■ **AIM**
Print the entries below in their entirety, exactly as they are written.
-*-
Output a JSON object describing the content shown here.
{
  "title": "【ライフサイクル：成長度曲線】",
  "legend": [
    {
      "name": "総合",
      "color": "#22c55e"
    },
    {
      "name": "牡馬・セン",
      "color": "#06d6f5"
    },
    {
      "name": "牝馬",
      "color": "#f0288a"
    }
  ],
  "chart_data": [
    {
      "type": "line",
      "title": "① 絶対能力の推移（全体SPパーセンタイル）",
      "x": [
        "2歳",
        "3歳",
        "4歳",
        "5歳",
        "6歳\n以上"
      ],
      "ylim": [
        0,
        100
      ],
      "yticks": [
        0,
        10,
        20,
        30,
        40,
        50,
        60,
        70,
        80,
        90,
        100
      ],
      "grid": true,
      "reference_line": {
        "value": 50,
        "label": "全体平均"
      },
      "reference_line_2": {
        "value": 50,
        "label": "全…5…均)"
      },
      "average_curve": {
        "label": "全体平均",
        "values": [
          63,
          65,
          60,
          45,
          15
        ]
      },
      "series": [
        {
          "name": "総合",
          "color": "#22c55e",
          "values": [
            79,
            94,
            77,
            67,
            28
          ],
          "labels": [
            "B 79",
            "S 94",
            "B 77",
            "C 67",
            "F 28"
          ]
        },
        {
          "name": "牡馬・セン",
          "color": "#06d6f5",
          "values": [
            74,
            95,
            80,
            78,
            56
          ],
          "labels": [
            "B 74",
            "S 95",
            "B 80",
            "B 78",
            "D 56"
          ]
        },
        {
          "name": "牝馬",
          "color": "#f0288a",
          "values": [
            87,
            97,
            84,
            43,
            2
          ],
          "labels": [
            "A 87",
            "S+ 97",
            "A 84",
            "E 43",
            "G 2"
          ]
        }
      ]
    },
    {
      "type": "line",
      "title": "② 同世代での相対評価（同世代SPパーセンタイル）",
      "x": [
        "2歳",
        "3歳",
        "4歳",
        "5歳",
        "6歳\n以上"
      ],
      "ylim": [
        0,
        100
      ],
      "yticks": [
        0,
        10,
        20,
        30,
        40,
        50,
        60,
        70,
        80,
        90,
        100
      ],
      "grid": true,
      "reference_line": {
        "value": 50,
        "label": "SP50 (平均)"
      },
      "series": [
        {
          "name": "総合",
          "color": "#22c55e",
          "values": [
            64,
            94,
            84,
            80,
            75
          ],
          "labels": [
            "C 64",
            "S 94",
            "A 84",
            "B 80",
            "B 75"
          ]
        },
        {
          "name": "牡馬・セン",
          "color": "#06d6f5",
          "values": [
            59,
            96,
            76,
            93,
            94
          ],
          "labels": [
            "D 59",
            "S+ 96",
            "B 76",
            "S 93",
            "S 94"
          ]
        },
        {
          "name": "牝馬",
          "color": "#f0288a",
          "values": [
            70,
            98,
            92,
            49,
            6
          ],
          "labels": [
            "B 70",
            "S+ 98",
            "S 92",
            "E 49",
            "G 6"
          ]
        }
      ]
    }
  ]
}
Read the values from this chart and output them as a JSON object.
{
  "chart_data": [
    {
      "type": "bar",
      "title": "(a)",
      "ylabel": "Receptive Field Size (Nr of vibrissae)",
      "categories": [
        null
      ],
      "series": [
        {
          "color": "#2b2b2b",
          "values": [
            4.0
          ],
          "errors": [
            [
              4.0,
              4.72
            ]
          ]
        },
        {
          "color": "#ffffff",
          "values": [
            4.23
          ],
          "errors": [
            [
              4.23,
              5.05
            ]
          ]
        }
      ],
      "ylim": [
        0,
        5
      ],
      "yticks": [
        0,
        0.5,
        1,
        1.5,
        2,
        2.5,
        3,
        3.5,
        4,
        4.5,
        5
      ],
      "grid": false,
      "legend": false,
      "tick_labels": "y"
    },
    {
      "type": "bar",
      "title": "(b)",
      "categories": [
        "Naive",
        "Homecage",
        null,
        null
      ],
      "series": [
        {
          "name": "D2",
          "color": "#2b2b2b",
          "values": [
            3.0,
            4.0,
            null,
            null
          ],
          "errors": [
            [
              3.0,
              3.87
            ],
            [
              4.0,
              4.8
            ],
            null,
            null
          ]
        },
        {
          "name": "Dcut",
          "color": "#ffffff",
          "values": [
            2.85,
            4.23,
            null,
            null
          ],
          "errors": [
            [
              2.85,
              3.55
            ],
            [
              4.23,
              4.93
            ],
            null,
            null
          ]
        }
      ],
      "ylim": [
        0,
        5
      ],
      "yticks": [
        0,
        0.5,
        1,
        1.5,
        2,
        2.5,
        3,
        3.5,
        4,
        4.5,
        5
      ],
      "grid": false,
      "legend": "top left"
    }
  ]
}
-*-
■ **WORKED ANSWER**
Output a JSON object describing the content shown here.
{
  "title": "【ライフサイクル：成長度曲線】",
  "legend": [
    {
      "name": "総合",
      "color": "#22c55e"
    },
    {
      "name": "牡馬・セン",
      "color": "#06d6f5"
    },
    {
      "name": "牝馬",
      "color": "#f0288a"
    }
  ],
  "chart_data": [
    {
      "type": "line",
      "title": "① 絶対能力の推移（全体SPパーセンタイル）",
      "x": [
        "2歳",
        "3歳",
        "4歳",
        "5歳",
        "6歳\n以上"
      ],
      "ylim": [
        0,
        100
      ],
      "yticks": [
        0,
        10,
        20,
        30,
        40,
        50,
        60,
        70,
        80,
        90,
        100
      ],
      "grid": true,
      "reference_line": {
        "value": 50,
        "label": "全体平均"
      },
      "reference_line_2": {
        "value": 50,
        "label": "全…5…均)"
      },
      "average_curve": {
        "label": "全体平均",
        "values": [
          63,
          65,
          60,
          45,
          15
        ]
      },
      "series": [
        {
          "name": "総合",
          "color": "#22c55e",
          "values": [
            79,
            94,
            77,
            67,
            28
          ],
          "labels": [
            "B 79",
            "S 94",
            "B 77",
            "C 67",
            "F 28"
          ]
        },
        {
          "name": "牡馬・セン",
          "color": "#06d6f5",
          "values": [
            74,
            95,
            80,
            78,
            56
          ],
          "labels": [
            "B 74",
            "S 95",
            "B 80",
            "B 78",
            "D 56"
          ]
        },
        {
          "name": "牝馬",
          "color": "#f0288a",
          "values": [
            87,
            97,
            84,
            43,
            2
          ],
          "labels": [
            "A 87",
            "S+ 97",
            "A 84",
            "E 43",
            "G 2"
          ]
        }
      ]
    },
    {
      "type": "line",
      "title": "② 同世代での相対評価（同世代SPパーセンタイル）",
      "x": [
        "2歳",
        "3歳",
        "4歳",
        "5歳",
        "6歳\n以上"
      ],
      "ylim": [
        0,
        100
      ],
      "yticks": [
        0,
        10,
        20,
        30,
        40,
        50,
        60,
        70,
        80,
        90,
        100
      ],
      "grid": true,
      "reference_line": {
        "value": 50,
        "label": "SP50 (平均)"
      },
      "series": [
        {
          "name": "総合",
          "color": "#22c55e",
          "values": [
            64,
            94,
            84,
            80,
            75
          ],
          "labels": [
            "C 64",
            "S 94",
            "A 84",
            "B 80",
            "B 75"
          ]
        },
        {
          "name": "牡馬・セン",
          "color": "#06d6f5",
          "values": [
            59,
            96,
            76,
            93,
            94
          ],
          "labels": [
            "D 59",
            "S+ 96",
            "B 76",
            "S 93",
            "S 94"
          ]
        },
        {
          "name": "牝馬",
          "color": "#f0288a",
          "values": [
            70,
            98,
            92,
            49,
            6
          ],
          "labels": [
            "B 70",
            "S+ 98",
            "S 92",
            "E 49",
            "G 6"
          ]
        }
      ]
    }
  ]
}
Read the values from this chart and output them as a JSON object.
{
  "chart_data": [
    {
      "type": "bar",
      "title": "(a)",
      "ylabel": "Receptive Field Size (Nr of vibrissae)",
      "categories": [
        null
      ],
      "series": [
        {
          "color": "#2b2b2b",
          "values": [
            4.0
          ],
          "errors": [
            [
              4.0,
              4.72
            ]
          ]
        },
        {
          "color": "#ffffff",
          "values": [
            4.23
          ],
          "errors": [
            [
              4.23,
              5.05
            ]
          ]
        }
      ],
      "ylim": [
        0,
        5
      ],
      "yticks": [
        0,
        0.5,
        1,
        1.5,
        2,
        2.5,
        3,
        3.5,
        4,
        4.5,
        5
      ],
      "grid": false,
      "legend": false,
      "tick_labels": "y"
    },
    {
      "type": "bar",
      "title": "(b)",
      "categories": [
        "Naive",
        "Homecage",
        null,
        null
      ],
      "series": [
        {
          "name": "D2",
          "color": "#2b2b2b",
          "values": [
            3.0,
            4.0,
            null,
            null
          ],
          "errors": [
            [
              3.0,
              3.87
            ],
            [
              4.0,
              4.8
            ],
            null,
            null
          ]
        },
        {
          "name": "Dcut",
          "color": "#ffffff",
          "values": [
            2.85,
            4.23,
            null,
            null
          ],
          "errors": [
            [
              2.85,
              3.55
            ],
            [
              4.23,
              4.93
            ],
            null,
            null
          ]
        }
      ],
      "ylim": [
        0,
        5
      ],
      "yticks": [
        0,
        0.5,
        1,
        1.5,
        2,
        2.5,
        3,
        3.5,
        4,
        4.5,
        5
      ],
      "grid": false,
      "legend": "top left"
    }
  ]
}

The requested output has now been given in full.